**Texto para leitura**
########################################
O caso da menina Raíssa, de 11 anos, violentada sexualmente e morta em Dourados no fim de semana é o retrato de uma combinação que tem deixado rastro de destruição em muitas famílias: miséria e drogas. Na Reserva Indígena da cidade não tem sido diferente. "É preciso que as autoridades tomem alguma atitude, essas questões sociais não podem ficar sobre os ombros das lideranças", diz o capitão Gaudêncio Benites, de 41 anos.
Ele acompanhou de perto o caso e diz que ficou surpreso ao saber que o crime também teria sido praticado pelo tio da vítima e que os abusos aconteciam desde quando a criança tinha 6 anos. Primeiramente havia a suspeita que quatro menores tinham praticado o abuso, mas depois foi descoberta a participação do tio de 34 anos e de um homem de 20.
Na qual, Raíssa ainda foi atirada de um paredão de aproximadamente 20 metros. No local do crime, na aldeia Bororó, há uma pedreira desativada, utilizada com frequência para uso de álcool e drogas. "É preciso encontrar uma forma de pôr um fim nas questões ilícitas que ocorrem há muitos anos em nossa Reserva. Estamos abandonados", disse Gaudêncio Benites.
########################################
**Exercícios a resolver**
1. De acordo com o texto, por que Gaudêncio Benites afirma que as autoridades precisam tomar alguma atitude? Responda, por favor, em uma a três frases.
2. Responda às perguntas com base no texto.
(a) Qual é a idade do capitão Gaudêncio Benites?
(b) Qual era a idade do tio da vítima?
(c) De que altura aproximada Raíssa foi atirada?
Os registros não são necessários para resolver estes exercícios.
########################################
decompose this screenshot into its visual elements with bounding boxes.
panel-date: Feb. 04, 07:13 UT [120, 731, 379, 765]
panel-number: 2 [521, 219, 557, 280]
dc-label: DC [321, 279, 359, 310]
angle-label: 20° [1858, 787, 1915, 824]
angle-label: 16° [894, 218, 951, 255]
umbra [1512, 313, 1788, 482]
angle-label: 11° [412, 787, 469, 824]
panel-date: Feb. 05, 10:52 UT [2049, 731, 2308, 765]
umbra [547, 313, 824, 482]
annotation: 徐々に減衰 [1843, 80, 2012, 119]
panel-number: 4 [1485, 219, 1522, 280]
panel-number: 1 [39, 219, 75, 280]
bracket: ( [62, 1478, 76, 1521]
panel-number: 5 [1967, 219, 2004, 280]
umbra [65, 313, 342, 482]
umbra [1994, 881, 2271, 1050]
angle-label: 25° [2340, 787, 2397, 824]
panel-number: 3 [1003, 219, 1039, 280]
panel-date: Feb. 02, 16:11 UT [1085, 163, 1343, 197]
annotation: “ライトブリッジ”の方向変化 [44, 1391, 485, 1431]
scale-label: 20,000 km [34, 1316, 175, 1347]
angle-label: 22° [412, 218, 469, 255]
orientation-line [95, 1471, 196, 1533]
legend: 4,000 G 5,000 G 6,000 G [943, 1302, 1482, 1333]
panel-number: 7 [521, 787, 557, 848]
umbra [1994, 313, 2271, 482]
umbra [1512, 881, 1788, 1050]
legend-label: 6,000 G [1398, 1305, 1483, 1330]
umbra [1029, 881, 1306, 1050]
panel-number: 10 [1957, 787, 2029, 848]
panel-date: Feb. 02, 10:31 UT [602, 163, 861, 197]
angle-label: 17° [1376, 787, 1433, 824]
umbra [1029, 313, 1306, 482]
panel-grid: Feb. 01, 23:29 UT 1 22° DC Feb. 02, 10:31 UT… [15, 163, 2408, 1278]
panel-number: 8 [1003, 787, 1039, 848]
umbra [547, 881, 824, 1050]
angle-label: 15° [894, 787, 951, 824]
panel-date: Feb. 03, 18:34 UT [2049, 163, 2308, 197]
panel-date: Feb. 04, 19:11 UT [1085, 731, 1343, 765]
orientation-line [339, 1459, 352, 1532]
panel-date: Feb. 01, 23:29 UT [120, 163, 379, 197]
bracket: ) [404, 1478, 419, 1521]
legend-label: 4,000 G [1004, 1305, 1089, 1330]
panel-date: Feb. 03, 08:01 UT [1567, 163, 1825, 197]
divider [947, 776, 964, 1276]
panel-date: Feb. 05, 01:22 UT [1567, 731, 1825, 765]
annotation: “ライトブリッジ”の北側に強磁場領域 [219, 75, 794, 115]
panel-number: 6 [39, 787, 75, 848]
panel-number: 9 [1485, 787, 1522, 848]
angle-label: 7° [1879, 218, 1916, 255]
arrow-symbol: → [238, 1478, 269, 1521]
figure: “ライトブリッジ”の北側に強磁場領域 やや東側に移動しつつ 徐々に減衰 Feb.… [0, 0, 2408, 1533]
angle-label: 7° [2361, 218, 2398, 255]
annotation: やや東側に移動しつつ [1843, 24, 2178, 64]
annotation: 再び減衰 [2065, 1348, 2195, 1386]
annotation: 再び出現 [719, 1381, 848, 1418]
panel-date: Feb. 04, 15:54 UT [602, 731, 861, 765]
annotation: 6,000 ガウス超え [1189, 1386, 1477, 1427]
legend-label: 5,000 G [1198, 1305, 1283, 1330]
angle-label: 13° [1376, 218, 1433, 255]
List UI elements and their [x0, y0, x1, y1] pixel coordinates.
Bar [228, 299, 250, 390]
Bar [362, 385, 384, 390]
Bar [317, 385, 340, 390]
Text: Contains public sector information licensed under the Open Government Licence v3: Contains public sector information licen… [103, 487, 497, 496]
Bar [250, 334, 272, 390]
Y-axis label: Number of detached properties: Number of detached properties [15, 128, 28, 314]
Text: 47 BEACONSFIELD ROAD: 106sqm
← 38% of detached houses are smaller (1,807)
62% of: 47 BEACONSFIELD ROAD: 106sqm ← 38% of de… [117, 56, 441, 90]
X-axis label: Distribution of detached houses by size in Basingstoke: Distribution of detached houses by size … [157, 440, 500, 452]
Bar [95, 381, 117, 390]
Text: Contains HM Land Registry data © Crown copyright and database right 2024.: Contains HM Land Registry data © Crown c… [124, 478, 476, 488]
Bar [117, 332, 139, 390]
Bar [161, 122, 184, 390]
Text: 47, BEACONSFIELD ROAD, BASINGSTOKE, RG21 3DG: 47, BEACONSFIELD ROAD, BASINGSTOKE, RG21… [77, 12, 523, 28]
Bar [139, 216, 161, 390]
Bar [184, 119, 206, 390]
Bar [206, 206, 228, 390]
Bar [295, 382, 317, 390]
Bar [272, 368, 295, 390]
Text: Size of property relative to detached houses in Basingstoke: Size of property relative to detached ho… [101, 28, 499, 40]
########################################
**Respostas**
1. Segundo Gaudêncio Benites, as autoridades precisam tomar alguma atitude porque essas questões sociais não podem ficar sobre os ombros das lideranças.

2.
(a) 41 anos.
(b) 34 anos.
(c) De aproximadamente 20 metros.